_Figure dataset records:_
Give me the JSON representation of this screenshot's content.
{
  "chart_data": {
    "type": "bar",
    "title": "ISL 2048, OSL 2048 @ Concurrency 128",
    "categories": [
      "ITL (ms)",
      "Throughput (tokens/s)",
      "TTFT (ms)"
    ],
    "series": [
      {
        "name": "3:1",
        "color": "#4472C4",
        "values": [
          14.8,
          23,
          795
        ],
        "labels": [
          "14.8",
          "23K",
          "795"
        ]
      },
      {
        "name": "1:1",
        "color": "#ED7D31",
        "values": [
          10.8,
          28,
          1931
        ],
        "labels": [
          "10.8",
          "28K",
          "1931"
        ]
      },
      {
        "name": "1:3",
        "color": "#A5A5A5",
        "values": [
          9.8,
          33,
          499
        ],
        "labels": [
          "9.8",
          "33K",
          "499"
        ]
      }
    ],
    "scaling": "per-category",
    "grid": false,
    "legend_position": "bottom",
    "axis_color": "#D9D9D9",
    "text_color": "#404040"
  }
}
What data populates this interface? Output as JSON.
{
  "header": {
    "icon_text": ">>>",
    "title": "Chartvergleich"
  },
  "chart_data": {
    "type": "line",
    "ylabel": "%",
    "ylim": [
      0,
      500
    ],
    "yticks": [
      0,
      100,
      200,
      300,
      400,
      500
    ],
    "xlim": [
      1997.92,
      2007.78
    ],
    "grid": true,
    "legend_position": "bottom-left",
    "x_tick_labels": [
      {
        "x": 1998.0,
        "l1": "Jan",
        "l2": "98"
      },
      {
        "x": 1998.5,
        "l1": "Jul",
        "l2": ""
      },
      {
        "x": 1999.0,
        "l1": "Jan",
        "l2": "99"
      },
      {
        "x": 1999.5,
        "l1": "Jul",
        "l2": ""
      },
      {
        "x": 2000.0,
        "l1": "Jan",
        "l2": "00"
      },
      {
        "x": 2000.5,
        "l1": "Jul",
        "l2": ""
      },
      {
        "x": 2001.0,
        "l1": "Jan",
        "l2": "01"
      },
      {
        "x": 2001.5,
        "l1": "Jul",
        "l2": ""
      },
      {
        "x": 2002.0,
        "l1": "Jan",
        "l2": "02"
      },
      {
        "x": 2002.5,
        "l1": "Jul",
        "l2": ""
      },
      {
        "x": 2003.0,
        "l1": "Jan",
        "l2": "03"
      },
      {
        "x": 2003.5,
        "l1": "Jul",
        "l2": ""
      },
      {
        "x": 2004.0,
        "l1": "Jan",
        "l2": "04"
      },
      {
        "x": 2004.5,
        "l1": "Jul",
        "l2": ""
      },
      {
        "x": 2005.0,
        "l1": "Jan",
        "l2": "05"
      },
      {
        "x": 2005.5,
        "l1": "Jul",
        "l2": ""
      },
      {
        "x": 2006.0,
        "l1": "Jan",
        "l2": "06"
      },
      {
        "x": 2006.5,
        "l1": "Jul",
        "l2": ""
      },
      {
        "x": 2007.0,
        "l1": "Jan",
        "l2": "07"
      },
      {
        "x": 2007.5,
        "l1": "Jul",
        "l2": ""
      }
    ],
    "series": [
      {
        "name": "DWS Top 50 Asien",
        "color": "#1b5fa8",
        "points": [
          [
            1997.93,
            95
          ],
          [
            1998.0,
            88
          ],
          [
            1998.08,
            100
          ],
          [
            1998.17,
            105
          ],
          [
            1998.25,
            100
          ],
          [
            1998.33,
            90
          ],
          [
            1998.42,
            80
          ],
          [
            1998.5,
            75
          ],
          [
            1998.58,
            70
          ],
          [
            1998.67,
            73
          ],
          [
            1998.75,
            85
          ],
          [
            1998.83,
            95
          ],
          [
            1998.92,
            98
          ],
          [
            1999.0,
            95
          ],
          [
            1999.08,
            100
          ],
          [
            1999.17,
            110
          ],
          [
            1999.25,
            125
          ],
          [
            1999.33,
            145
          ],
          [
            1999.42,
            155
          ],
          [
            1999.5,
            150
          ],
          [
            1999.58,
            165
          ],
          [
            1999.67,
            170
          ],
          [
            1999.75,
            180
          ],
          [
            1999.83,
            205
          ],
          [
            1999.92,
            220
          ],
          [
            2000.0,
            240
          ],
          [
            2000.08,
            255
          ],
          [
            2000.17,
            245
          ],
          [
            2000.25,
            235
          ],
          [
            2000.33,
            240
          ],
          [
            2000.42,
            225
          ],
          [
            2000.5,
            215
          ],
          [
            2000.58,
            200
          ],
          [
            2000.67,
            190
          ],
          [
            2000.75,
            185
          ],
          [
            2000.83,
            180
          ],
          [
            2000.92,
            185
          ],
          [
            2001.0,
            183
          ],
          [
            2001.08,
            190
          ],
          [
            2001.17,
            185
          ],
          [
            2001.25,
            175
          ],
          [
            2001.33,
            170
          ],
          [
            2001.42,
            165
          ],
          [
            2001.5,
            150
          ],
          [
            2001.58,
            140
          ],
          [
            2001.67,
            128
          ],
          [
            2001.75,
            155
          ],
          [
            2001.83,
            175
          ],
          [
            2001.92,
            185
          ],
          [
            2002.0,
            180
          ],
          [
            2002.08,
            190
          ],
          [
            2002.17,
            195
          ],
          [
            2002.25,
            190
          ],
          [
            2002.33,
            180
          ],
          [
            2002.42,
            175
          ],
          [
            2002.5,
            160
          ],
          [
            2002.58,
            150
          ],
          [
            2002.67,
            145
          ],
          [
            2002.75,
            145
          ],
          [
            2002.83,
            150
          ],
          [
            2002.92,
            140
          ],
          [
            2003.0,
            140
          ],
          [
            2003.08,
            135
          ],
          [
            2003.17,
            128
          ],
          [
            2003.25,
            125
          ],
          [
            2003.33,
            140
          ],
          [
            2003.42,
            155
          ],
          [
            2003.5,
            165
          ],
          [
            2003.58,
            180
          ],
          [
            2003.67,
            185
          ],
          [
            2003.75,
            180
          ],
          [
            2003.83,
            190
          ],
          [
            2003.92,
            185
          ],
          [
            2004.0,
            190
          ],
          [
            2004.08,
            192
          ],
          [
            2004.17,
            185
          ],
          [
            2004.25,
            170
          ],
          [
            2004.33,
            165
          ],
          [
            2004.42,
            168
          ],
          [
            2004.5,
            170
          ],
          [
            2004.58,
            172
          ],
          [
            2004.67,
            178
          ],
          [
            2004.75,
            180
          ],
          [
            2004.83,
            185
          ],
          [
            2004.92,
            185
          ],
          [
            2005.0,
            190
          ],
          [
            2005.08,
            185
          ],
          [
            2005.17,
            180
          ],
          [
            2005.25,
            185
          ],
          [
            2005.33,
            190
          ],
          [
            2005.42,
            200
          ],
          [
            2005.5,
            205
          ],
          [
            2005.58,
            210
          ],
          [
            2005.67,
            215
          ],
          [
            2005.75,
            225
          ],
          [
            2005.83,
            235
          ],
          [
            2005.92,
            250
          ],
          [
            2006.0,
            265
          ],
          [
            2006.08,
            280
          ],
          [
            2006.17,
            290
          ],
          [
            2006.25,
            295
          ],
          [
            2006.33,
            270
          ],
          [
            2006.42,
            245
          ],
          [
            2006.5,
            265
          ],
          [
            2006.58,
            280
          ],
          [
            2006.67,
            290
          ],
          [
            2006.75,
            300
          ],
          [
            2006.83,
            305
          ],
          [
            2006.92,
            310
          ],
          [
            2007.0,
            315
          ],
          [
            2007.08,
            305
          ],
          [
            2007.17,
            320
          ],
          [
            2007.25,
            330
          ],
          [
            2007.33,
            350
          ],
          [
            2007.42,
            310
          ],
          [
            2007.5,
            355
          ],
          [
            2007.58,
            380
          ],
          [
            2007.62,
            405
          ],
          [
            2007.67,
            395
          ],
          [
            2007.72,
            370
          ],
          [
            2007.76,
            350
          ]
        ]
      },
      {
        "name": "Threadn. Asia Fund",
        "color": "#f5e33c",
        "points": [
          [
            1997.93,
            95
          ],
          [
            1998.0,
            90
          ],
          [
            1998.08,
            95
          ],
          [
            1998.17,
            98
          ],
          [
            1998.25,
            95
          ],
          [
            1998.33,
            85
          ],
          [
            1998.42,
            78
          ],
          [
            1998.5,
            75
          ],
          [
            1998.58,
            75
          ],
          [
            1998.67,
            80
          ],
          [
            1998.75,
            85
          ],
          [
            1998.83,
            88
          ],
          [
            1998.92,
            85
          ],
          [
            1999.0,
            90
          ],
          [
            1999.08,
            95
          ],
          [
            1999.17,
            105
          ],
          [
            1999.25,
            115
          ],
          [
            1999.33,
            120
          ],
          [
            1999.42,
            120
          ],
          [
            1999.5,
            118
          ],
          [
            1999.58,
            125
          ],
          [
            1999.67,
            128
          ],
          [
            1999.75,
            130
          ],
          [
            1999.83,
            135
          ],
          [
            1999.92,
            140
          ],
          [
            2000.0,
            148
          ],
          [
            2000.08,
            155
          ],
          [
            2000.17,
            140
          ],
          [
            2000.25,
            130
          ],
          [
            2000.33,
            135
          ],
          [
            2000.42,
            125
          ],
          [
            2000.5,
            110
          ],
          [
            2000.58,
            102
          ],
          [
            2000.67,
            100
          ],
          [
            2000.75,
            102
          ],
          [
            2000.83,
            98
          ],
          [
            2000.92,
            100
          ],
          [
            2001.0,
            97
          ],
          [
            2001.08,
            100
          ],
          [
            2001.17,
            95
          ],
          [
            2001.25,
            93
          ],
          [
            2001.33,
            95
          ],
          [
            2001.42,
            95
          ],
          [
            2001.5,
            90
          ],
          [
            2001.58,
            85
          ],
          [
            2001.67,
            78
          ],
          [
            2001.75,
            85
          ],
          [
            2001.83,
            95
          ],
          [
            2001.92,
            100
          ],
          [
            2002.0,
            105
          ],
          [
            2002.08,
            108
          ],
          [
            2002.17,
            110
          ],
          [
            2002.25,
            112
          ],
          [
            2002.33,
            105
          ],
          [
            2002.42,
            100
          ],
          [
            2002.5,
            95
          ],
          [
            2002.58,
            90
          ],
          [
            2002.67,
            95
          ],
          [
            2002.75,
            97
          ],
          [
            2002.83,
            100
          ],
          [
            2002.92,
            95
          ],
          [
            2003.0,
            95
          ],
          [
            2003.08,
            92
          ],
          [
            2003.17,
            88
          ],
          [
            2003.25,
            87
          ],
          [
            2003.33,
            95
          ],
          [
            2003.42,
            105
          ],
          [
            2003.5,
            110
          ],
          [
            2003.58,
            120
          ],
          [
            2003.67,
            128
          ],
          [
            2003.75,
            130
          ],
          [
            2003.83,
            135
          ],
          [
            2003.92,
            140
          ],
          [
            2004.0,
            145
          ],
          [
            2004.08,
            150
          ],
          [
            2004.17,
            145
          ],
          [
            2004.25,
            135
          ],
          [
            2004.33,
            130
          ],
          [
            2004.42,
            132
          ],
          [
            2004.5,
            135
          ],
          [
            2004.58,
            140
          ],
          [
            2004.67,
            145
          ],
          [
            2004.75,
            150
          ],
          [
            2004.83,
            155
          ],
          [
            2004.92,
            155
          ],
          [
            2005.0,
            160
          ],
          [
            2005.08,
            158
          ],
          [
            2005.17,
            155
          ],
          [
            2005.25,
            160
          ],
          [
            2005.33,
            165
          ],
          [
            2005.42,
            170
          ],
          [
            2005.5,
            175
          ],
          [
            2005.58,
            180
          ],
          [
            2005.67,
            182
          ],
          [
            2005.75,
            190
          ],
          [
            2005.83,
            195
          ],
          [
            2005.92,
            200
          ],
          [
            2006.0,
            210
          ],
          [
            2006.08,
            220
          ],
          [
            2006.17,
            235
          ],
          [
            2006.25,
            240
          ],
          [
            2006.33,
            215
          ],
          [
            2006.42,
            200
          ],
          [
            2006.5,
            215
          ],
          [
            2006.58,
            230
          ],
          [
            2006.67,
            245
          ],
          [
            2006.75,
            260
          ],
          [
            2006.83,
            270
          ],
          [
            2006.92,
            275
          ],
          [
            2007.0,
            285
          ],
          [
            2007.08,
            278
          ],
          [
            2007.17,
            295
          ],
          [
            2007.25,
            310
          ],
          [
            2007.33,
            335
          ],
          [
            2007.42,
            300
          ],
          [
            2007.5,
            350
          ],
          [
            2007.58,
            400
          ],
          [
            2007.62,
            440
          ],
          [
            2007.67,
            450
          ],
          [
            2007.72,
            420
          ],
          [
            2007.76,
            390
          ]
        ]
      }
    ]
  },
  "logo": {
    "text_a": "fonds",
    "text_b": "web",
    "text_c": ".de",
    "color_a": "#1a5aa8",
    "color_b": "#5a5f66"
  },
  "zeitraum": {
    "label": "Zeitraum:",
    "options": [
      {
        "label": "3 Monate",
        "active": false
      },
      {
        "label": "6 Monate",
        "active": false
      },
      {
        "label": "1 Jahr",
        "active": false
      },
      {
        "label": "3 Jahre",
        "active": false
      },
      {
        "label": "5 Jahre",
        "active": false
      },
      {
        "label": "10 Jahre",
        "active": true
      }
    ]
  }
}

_Task brief:_ Search the listing above for the string "name". Copy every line that contains it.

_Completed exercise:_
        "name": "3:1",
        "name": "1:1",
        "name": "1:3",
        "name": "DWS Top 50 Asien",
        "name": "Threadn. Asia Fund",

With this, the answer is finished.